## Instructions to follow
Return the count of lines that hold the string "seed", with no other words.
---------- Raw records ----------
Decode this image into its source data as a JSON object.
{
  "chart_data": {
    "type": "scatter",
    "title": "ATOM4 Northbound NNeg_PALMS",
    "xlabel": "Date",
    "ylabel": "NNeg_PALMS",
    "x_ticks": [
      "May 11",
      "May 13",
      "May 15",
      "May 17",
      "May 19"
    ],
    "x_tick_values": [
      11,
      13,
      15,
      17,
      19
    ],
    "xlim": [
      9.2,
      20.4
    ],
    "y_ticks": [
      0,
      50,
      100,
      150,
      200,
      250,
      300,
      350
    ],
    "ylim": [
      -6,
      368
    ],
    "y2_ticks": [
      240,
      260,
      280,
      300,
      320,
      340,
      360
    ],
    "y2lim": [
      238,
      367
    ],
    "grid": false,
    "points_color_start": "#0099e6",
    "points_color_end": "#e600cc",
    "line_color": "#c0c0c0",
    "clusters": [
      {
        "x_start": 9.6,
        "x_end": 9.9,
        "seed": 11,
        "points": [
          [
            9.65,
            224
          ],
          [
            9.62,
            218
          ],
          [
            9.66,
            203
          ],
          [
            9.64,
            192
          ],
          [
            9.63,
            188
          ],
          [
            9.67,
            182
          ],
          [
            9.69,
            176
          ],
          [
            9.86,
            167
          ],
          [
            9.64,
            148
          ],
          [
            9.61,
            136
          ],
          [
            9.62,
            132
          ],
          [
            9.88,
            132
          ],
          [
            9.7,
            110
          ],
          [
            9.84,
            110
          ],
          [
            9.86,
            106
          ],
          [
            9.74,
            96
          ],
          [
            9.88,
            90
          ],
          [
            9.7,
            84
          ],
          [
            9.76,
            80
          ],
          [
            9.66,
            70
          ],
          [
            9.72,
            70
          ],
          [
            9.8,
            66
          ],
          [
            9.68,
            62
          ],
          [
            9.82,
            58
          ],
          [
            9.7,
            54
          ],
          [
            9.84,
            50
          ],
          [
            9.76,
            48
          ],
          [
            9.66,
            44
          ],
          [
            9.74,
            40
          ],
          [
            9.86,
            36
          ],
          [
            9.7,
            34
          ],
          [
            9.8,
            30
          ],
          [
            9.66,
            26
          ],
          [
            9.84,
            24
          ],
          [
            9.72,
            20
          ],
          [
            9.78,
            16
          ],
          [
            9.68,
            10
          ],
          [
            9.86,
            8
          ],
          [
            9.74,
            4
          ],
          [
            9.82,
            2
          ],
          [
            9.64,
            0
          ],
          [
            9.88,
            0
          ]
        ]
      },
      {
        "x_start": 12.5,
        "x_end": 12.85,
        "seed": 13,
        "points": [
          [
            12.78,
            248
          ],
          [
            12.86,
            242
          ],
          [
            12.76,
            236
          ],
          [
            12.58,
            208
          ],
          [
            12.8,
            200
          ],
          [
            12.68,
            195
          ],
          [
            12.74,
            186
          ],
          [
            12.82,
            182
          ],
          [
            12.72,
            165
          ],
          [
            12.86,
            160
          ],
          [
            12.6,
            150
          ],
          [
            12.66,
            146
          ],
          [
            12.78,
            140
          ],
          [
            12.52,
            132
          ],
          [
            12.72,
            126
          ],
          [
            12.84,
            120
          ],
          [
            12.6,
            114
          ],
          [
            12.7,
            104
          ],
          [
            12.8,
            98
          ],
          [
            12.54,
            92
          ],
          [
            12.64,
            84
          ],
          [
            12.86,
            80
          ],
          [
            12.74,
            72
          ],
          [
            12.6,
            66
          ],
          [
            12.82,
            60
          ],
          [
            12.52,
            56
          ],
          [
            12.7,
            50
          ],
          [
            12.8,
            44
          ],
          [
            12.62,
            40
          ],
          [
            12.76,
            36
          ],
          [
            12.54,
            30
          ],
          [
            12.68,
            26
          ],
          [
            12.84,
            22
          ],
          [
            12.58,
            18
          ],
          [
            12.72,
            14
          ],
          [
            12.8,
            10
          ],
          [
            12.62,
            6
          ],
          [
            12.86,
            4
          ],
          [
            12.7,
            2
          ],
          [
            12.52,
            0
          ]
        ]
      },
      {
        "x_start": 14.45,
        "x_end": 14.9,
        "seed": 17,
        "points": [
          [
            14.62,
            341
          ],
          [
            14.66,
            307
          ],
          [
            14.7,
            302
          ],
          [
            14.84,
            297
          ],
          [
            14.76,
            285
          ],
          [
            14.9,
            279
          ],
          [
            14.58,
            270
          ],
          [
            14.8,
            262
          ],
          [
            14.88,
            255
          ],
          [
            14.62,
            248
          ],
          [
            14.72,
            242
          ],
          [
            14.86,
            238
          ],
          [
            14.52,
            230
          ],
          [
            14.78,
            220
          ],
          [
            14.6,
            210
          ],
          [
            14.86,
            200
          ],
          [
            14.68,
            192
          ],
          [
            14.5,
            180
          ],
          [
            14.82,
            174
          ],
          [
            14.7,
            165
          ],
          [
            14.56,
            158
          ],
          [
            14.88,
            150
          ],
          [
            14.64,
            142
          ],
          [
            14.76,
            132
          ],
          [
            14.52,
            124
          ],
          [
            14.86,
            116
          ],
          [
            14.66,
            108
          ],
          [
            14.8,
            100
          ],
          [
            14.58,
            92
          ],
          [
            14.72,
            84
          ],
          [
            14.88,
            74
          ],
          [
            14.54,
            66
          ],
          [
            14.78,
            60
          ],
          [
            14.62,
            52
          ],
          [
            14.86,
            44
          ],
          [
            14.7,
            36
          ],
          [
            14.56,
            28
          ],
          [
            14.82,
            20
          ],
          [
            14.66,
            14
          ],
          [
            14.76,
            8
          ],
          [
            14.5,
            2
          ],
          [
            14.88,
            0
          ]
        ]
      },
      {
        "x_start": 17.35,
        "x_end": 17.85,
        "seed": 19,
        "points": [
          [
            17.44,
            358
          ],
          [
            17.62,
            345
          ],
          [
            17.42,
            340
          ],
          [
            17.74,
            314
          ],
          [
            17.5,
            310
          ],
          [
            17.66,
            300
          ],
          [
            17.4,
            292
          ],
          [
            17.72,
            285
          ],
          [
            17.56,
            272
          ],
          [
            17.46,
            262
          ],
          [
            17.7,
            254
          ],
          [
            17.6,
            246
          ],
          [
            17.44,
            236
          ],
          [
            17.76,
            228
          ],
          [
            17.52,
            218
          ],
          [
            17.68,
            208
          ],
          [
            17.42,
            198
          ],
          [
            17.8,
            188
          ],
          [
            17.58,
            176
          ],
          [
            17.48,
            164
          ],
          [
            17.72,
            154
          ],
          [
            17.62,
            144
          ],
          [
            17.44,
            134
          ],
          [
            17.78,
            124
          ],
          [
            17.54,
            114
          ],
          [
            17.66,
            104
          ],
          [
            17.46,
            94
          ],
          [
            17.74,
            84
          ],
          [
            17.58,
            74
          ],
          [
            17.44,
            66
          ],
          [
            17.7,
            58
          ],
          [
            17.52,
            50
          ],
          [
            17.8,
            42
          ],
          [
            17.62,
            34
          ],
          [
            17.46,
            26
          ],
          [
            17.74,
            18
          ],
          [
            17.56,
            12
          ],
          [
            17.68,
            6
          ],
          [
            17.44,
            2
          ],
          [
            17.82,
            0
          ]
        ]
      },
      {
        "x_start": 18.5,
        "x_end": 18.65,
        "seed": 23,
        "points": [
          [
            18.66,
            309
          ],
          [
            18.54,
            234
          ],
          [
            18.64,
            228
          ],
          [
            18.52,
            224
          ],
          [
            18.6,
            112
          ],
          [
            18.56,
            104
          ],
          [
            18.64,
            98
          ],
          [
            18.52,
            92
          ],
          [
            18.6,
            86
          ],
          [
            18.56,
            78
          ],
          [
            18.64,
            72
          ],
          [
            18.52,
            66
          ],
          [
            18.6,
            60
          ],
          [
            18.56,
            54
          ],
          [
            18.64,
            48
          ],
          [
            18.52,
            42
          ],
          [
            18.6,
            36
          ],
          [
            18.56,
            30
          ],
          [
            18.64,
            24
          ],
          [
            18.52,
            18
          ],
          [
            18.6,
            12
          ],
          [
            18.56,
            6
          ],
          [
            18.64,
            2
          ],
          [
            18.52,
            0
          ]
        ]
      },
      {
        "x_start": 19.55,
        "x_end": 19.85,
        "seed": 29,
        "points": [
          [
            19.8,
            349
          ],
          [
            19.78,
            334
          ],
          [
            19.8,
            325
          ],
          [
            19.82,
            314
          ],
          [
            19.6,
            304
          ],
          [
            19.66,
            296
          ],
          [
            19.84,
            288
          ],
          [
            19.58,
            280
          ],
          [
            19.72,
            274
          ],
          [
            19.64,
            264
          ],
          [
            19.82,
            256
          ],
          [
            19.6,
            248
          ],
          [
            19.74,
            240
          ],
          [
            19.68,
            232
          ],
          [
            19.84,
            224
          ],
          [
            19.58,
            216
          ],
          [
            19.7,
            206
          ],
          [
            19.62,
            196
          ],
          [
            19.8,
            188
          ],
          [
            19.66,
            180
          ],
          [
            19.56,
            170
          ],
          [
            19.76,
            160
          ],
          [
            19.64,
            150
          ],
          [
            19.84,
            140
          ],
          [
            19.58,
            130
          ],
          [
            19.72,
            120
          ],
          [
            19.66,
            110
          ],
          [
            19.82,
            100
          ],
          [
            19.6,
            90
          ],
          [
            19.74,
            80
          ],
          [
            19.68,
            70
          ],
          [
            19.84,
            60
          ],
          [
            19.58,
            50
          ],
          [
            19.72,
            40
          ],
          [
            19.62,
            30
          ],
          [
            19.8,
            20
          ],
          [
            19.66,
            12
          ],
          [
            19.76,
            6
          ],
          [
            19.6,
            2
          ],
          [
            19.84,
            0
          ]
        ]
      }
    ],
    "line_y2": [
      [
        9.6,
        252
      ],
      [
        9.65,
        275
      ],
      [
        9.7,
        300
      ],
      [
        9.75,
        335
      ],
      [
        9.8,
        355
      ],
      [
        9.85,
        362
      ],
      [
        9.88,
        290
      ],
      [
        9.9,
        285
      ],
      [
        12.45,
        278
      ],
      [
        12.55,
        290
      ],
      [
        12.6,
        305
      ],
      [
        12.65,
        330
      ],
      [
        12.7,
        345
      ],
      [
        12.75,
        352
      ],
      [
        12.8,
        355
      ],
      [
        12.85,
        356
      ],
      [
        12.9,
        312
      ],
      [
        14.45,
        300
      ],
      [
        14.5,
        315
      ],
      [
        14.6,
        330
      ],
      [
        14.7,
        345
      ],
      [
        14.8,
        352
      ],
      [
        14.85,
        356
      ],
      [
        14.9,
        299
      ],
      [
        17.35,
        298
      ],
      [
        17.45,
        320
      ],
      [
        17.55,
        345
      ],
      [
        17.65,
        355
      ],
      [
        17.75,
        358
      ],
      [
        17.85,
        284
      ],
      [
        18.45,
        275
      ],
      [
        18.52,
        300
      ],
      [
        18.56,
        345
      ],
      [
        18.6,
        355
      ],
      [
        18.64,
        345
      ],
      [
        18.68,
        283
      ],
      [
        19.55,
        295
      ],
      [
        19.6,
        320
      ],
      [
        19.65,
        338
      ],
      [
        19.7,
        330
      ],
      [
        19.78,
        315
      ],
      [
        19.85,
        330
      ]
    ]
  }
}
----------
## The reply
6